## Begin Records to use

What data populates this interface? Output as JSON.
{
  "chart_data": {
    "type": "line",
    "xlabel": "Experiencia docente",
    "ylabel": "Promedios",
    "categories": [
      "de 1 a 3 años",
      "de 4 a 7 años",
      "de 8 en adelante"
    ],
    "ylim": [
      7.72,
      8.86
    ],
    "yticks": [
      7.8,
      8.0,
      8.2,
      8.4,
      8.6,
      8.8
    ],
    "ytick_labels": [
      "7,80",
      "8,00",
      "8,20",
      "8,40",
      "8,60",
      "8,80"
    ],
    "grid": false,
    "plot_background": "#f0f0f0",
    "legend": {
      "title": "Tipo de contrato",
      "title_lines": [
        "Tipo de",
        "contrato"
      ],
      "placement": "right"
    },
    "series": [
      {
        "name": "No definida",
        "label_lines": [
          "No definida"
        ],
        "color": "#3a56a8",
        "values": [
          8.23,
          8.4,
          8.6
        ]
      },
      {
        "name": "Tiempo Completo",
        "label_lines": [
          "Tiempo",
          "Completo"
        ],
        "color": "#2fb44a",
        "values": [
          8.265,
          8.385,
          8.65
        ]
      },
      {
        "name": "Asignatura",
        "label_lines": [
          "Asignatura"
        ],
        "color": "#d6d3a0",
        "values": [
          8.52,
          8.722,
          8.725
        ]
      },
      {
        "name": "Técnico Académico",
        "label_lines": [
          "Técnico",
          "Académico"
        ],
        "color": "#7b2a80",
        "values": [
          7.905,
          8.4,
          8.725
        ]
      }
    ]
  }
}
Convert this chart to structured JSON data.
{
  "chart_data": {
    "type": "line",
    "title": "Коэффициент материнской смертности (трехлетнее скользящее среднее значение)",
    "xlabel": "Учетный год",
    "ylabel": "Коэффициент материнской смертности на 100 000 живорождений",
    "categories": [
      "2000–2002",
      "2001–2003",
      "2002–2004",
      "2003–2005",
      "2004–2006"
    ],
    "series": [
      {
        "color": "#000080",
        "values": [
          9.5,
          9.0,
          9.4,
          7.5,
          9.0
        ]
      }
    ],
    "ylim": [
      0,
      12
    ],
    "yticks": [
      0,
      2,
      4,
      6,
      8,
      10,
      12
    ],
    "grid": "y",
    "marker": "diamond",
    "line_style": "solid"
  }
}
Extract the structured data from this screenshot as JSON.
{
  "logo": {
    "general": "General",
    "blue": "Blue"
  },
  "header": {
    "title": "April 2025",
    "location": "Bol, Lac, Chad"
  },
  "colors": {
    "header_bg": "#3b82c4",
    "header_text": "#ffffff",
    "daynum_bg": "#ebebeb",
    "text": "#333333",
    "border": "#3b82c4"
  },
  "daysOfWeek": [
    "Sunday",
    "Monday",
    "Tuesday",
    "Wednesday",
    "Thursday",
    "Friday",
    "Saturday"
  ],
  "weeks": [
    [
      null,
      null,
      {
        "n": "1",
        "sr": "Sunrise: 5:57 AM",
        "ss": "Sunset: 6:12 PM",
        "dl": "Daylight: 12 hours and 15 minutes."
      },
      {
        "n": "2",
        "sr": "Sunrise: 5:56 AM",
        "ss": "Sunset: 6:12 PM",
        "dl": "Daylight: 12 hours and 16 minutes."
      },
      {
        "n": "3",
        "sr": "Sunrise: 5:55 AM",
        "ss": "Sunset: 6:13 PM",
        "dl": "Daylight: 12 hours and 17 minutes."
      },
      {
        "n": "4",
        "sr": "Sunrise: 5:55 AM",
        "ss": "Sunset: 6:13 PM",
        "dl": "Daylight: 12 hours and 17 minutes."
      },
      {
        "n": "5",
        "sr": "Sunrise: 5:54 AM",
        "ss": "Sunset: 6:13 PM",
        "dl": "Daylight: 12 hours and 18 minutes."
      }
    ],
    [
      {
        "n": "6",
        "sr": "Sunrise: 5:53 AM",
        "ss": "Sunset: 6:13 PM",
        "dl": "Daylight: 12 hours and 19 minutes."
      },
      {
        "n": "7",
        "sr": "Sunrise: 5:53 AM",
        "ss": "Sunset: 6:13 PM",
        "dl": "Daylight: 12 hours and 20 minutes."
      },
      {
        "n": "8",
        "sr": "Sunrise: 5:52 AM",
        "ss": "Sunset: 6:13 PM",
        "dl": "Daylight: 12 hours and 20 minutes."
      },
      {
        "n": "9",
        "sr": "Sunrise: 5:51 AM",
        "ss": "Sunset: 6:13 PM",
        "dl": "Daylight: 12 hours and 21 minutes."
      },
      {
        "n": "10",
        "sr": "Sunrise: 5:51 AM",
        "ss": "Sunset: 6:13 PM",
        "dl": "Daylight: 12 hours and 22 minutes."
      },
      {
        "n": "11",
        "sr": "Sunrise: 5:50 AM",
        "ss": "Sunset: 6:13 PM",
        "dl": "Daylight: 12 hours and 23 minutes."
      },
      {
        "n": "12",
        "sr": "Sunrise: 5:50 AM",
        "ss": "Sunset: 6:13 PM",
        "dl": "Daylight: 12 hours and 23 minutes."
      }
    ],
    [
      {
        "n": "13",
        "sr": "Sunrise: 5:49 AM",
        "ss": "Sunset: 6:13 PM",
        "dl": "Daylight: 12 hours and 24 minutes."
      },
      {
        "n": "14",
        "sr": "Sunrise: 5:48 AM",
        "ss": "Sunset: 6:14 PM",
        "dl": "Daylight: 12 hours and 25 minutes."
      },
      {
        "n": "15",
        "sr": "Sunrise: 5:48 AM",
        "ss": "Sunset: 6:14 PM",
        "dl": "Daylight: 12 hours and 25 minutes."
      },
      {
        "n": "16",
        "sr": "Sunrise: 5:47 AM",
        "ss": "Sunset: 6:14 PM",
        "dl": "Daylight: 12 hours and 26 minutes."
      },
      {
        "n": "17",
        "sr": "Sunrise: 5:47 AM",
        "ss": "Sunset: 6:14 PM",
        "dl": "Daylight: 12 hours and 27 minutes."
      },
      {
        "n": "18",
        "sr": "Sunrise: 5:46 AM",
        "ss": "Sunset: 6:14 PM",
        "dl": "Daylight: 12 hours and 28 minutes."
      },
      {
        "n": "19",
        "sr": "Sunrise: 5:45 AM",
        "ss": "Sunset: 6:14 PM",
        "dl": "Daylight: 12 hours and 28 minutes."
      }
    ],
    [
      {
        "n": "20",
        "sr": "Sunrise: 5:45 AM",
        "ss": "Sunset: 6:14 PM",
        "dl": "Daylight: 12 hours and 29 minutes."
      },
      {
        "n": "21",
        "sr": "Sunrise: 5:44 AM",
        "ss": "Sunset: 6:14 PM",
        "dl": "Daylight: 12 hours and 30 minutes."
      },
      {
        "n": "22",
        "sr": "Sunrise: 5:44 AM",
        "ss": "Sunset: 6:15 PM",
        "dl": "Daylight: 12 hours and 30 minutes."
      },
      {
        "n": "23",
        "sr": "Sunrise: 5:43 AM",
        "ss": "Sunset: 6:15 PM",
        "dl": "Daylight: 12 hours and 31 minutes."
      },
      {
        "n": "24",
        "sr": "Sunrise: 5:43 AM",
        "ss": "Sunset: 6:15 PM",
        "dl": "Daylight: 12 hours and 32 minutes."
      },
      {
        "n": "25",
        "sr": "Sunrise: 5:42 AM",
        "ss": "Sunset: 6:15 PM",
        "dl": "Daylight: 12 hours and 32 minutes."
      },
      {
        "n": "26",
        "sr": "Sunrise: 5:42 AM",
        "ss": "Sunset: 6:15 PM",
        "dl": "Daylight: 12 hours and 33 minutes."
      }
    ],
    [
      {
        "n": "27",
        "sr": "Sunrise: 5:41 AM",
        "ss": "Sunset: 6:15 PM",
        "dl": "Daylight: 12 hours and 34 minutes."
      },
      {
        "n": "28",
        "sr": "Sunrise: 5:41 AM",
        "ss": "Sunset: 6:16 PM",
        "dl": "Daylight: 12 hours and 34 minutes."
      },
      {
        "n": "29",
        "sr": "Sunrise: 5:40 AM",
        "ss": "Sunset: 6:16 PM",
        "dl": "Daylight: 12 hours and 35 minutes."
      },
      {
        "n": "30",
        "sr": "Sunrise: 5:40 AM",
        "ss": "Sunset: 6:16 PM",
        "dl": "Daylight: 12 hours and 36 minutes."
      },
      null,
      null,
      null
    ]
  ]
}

## End Records to use

__Aim__
From the data above, copy each line where the string "ylabel" appears.

__Exercise answer__
    "ylabel": "Promedios",
    "ylabel": "Коэффициент материнской смертности на 100 000 живорождений",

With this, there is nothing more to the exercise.